## What the exercise asks
Copy each of the entries below faithfully, setting aside any pictures.

### Supplied entries ###

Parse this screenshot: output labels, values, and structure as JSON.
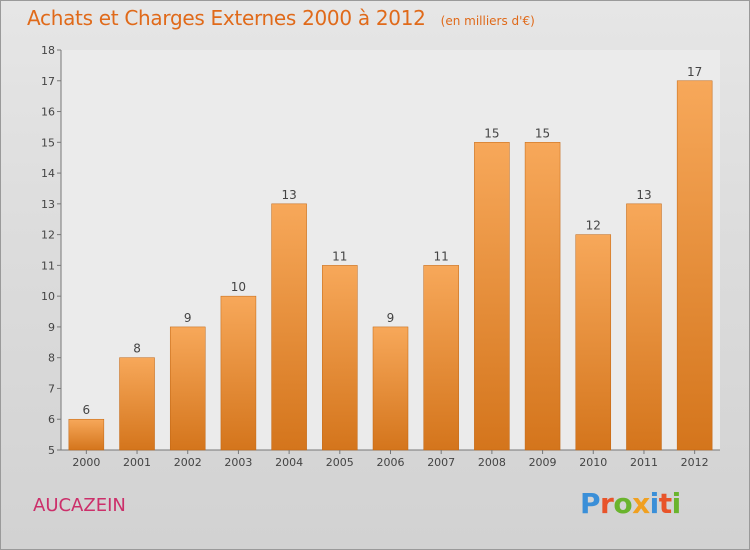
{
  "header": {
    "title": "Achats et Charges Externes 2000 à 2012",
    "unit": "(en milliers d'€)"
  },
  "commune": "AUCAZEIN",
  "logo": {
    "letters": [
      "P",
      "r",
      "o",
      "x",
      "i",
      "t",
      "i"
    ],
    "colors": [
      "#3a8fd8",
      "#e8542a",
      "#6ab42d",
      "#f0a020",
      "#3a8fd8",
      "#e8542a",
      "#6ab42d"
    ]
  },
  "colors": {
    "title": "#e06a1a",
    "commune": "#cc2f6a",
    "bar_top": "#f7a85a",
    "bar_bottom": "#d4751c"
  },
  "chart_data": {
    "type": "bar",
    "title": "Achats et Charges Externes 2000 à 2012",
    "xlabel": "",
    "ylabel": "",
    "categories": [
      "2000",
      "2001",
      "2002",
      "2003",
      "2004",
      "2005",
      "2006",
      "2007",
      "2008",
      "2009",
      "2010",
      "2011",
      "2012"
    ],
    "values": [
      6,
      8,
      9,
      10,
      13,
      11,
      9,
      11,
      15,
      15,
      12,
      13,
      17
    ],
    "ylim": [
      5,
      18
    ],
    "yticks": [
      5,
      6,
      7,
      8,
      9,
      10,
      11,
      12,
      13,
      14,
      15,
      16,
      17,
      18
    ],
    "grid": false,
    "data_labels": true
  }
}
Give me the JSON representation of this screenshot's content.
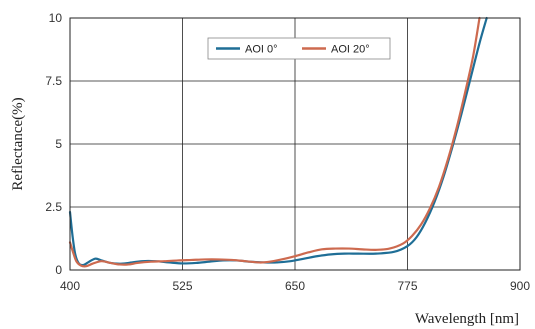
{
  "chart_data": {
    "type": "line",
    "title": "",
    "xlabel": "Wavelength [nm]",
    "ylabel": "Reflectance(%)",
    "xlim": [
      400,
      900
    ],
    "ylim": [
      0,
      10
    ],
    "xticks": [
      "400",
      "525",
      "650",
      "775",
      "900"
    ],
    "yticks": [
      "0",
      "2.5",
      "5",
      "7.5",
      "10"
    ],
    "grid": true,
    "legend_position": "top-center",
    "series": [
      {
        "name": "AOI 0°",
        "color": "#1f6e96",
        "points": [
          [
            400,
            2.3
          ],
          [
            403,
            1.3
          ],
          [
            406,
            0.6
          ],
          [
            410,
            0.25
          ],
          [
            415,
            0.2
          ],
          [
            420,
            0.3
          ],
          [
            428,
            0.45
          ],
          [
            435,
            0.38
          ],
          [
            445,
            0.28
          ],
          [
            455,
            0.25
          ],
          [
            465,
            0.28
          ],
          [
            480,
            0.35
          ],
          [
            495,
            0.35
          ],
          [
            510,
            0.3
          ],
          [
            525,
            0.26
          ],
          [
            540,
            0.28
          ],
          [
            555,
            0.33
          ],
          [
            570,
            0.38
          ],
          [
            585,
            0.38
          ],
          [
            600,
            0.33
          ],
          [
            615,
            0.3
          ],
          [
            630,
            0.3
          ],
          [
            645,
            0.35
          ],
          [
            660,
            0.45
          ],
          [
            675,
            0.55
          ],
          [
            690,
            0.62
          ],
          [
            705,
            0.65
          ],
          [
            720,
            0.65
          ],
          [
            740,
            0.65
          ],
          [
            760,
            0.72
          ],
          [
            775,
            0.95
          ],
          [
            785,
            1.3
          ],
          [
            795,
            1.9
          ],
          [
            805,
            2.7
          ],
          [
            815,
            3.7
          ],
          [
            825,
            4.9
          ],
          [
            835,
            6.2
          ],
          [
            845,
            7.6
          ],
          [
            855,
            9.0
          ],
          [
            863,
            10.0
          ]
        ]
      },
      {
        "name": "AOI 20°",
        "color": "#cd6a4f",
        "points": [
          [
            400,
            1.1
          ],
          [
            403,
            0.75
          ],
          [
            407,
            0.35
          ],
          [
            412,
            0.18
          ],
          [
            418,
            0.15
          ],
          [
            425,
            0.25
          ],
          [
            435,
            0.35
          ],
          [
            445,
            0.28
          ],
          [
            455,
            0.22
          ],
          [
            465,
            0.22
          ],
          [
            475,
            0.28
          ],
          [
            490,
            0.33
          ],
          [
            505,
            0.35
          ],
          [
            520,
            0.38
          ],
          [
            535,
            0.4
          ],
          [
            550,
            0.42
          ],
          [
            565,
            0.42
          ],
          [
            580,
            0.4
          ],
          [
            595,
            0.35
          ],
          [
            610,
            0.3
          ],
          [
            620,
            0.32
          ],
          [
            635,
            0.42
          ],
          [
            650,
            0.55
          ],
          [
            665,
            0.7
          ],
          [
            680,
            0.82
          ],
          [
            695,
            0.85
          ],
          [
            710,
            0.85
          ],
          [
            725,
            0.82
          ],
          [
            740,
            0.8
          ],
          [
            755,
            0.85
          ],
          [
            770,
            1.05
          ],
          [
            780,
            1.35
          ],
          [
            790,
            1.8
          ],
          [
            800,
            2.45
          ],
          [
            810,
            3.3
          ],
          [
            820,
            4.4
          ],
          [
            830,
            5.7
          ],
          [
            840,
            7.2
          ],
          [
            848,
            8.5
          ],
          [
            855,
            10.0
          ]
        ]
      }
    ]
  }
}
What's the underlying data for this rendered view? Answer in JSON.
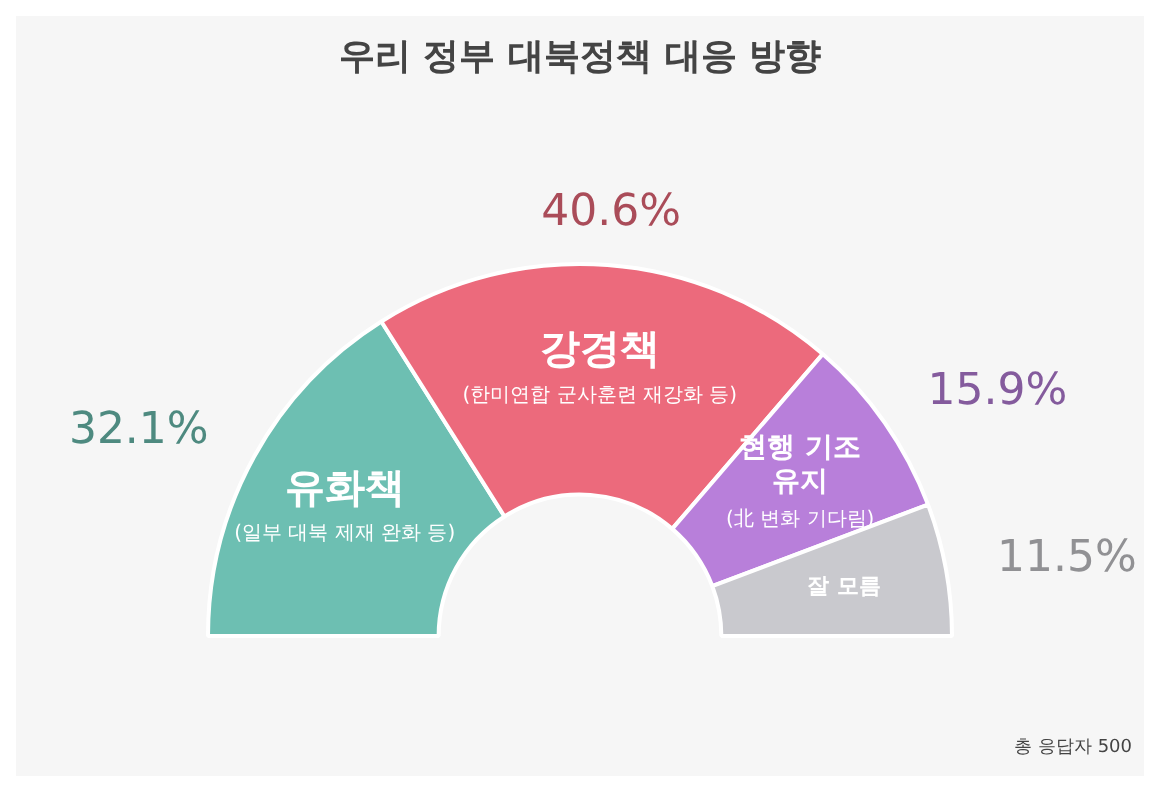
{
  "chart_data": {
    "type": "donut",
    "title": "우리 정부 대북정책 대응 방향",
    "categories": [
      "유화책 (일부 대북 제재 완화 등)",
      "강경책 (한미연합 군사훈련 재강화 등)",
      "현행 기조 유지 (北 변화 기다림)",
      "잘 모름"
    ],
    "values": [
      32.1,
      40.6,
      15.9,
      11.5
    ],
    "colors": [
      "#6dbfb2",
      "#ec6a7c",
      "#b87fda",
      "#c9c9ce"
    ],
    "value_labels": [
      "32.1%",
      "40.6%",
      "15.9%",
      "11.5%"
    ],
    "legend": false,
    "annotations": [
      "총 응답자 500"
    ]
  }
}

###

## Task response
Parse this screenshot: output labels, values, and structure as JSON.
{
  "header": {
    "title": "Achats et Charges Externes 2000 à 2012",
    "unit": "(en milliers d'€)"
  },
  "commune": "AUCAZEIN",
  "logo": {
    "letters": [
      "P",
      "r",
      "o",
      "x",
      "i",
      "t",
      "i"
    ],
    "colors": [
      "#3a8fd8",
      "#e8542a",
      "#6ab42d",
      "#f0a020",
      "#3a8fd8",
      "#e8542a",
      "#6ab42d"
    ]
  },
  "colors": {
    "title": "#e06a1a",
    "commune": "#cc2f6a",
    "bar_top": "#f7a85a",
    "bar_bottom": "#d4751c"
  },
  "chart_data": {
    "type": "bar",
    "title": "Achats et Charges Externes 2000 à 2012",
    "xlabel": "",
    "ylabel": "",
    "categories": [
      "2000",
      "2001",
      "2002",
      "2003",
      "2004",
      "2005",
      "2006",
      "2007",
      "2008",
      "2009",
      "2010",
      "2011",
      "2012"
    ],
    "values": [
      6,
      8,
      9,
      10,
      13,
      11,
      9,
      11,
      15,
      15,
      12,
      13,
      17
    ],
    "ylim": [
      5,
      18
    ],
    "yticks": [
      5,
      6,
      7,
      8,
      9,
      10,
      11,
      12,
      13,
      14,
      15,
      16,
      17,
      18
    ],
    "grid": false,
    "data_labels": true
  }
}
Give me the JSON representation of this screenshot's content.
{
  "chart_data": {
    "type": "line",
    "title": "",
    "xlabel": "Wavelength [nm]",
    "ylabel": "Reflectance(%)",
    "xlim": [
      400,
      900
    ],
    "ylim": [
      0,
      10
    ],
    "xticks": [
      "400",
      "525",
      "650",
      "775",
      "900"
    ],
    "yticks": [
      "0",
      "2.5",
      "5",
      "7.5",
      "10"
    ],
    "grid": true,
    "legend_position": "top-center",
    "series": [
      {
        "name": "AOI 0°",
        "color": "#1f6e96",
        "points": [
          [
            400,
            2.3
          ],
          [
            403,
            1.3
          ],
          [
            406,
            0.6
          ],
          [
            410,
            0.25
          ],
          [
            415,
            0.2
          ],
          [
            420,
            0.3
          ],
          [
            428,
            0.45
          ],
          [
            435,
            0.38
          ],
          [
            445,
            0.28
          ],
          [
            455,
            0.25
          ],
          [
            465,
            0.28
          ],
          [
            480,
            0.35
          ],
          [
            495,
            0.35
          ],
          [
            510,
            0.3
          ],
          [
            525,
            0.26
          ],
          [
            540,
            0.28
          ],
          [
            555,
            0.33
          ],
          [
            570,
            0.38
          ],
          [
            585,
            0.38
          ],
          [
            600,
            0.33
          ],
          [
            615,
            0.3
          ],
          [
            630,
            0.3
          ],
          [
            645,
            0.35
          ],
          [
            660,
            0.45
          ],
          [
            675,
            0.55
          ],
          [
            690,
            0.62
          ],
          [
            705,
            0.65
          ],
          [
            720,
            0.65
          ],
          [
            740,
            0.65
          ],
          [
            760,
            0.72
          ],
          [
            775,
            0.95
          ],
          [
            785,
            1.3
          ],
          [
            795,
            1.9
          ],
          [
            805,
            2.7
          ],
          [
            815,
            3.7
          ],
          [
            825,
            4.9
          ],
          [
            835,
            6.2
          ],
          [
            845,
            7.6
          ],
          [
            855,
            9.0
          ],
          [
            863,
            10.0
          ]
        ]
      },
      {
        "name": "AOI 20°",
        "color": "#cd6a4f",
        "points": [
          [
            400,
            1.1
          ],
          [
            403,
            0.75
          ],
          [
            407,
            0.35
          ],
          [
            412,
            0.18
          ],
          [
            418,
            0.15
          ],
          [
            425,
            0.25
          ],
          [
            435,
            0.35
          ],
          [
            445,
            0.28
          ],
          [
            455,
            0.22
          ],
          [
            465,
            0.22
          ],
          [
            475,
            0.28
          ],
          [
            490,
            0.33
          ],
          [
            505,
            0.35
          ],
          [
            520,
            0.38
          ],
          [
            535,
            0.4
          ],
          [
            550,
            0.42
          ],
          [
            565,
            0.42
          ],
          [
            580,
            0.4
          ],
          [
            595,
            0.35
          ],
          [
            610,
            0.3
          ],
          [
            620,
            0.32
          ],
          [
            635,
            0.42
          ],
          [
            650,
            0.55
          ],
          [
            665,
            0.7
          ],
          [
            680,
            0.82
          ],
          [
            695,
            0.85
          ],
          [
            710,
            0.85
          ],
          [
            725,
            0.82
          ],
          [
            740,
            0.8
          ],
          [
            755,
            0.85
          ],
          [
            770,
            1.05
          ],
          [
            780,
            1.35
          ],
          [
            790,
            1.8
          ],
          [
            800,
            2.45
          ],
          [
            810,
            3.3
          ],
          [
            820,
            4.4
          ],
          [
            830,
            5.7
          ],
          [
            840,
            7.2
          ],
          [
            848,
            8.5
          ],
          [
            855,
            10.0
          ]
        ]
      }
    ]
  }
}
What's the underlying data for this rendered view? Answer in JSON.
{
  "chart_data": {
    "type": "donut",
    "title": "우리 정부 대북정책 대응 방향",
    "categories": [
      "유화책 (일부 대북 제재 완화 등)",
      "강경책 (한미연합 군사훈련 재강화 등)",
      "현행 기조 유지 (北 변화 기다림)",
      "잘 모름"
    ],
    "values": [
      32.1,
      40.6,
      15.9,
      11.5
    ],
    "colors": [
      "#6dbfb2",
      "#ec6a7c",
      "#b87fda",
      "#c9c9ce"
    ],
    "value_labels": [
      "32.1%",
      "40.6%",
      "15.9%",
      "11.5%"
    ],
    "legend": false,
    "annotations": [
      "총 응답자 500"
    ]
  }
}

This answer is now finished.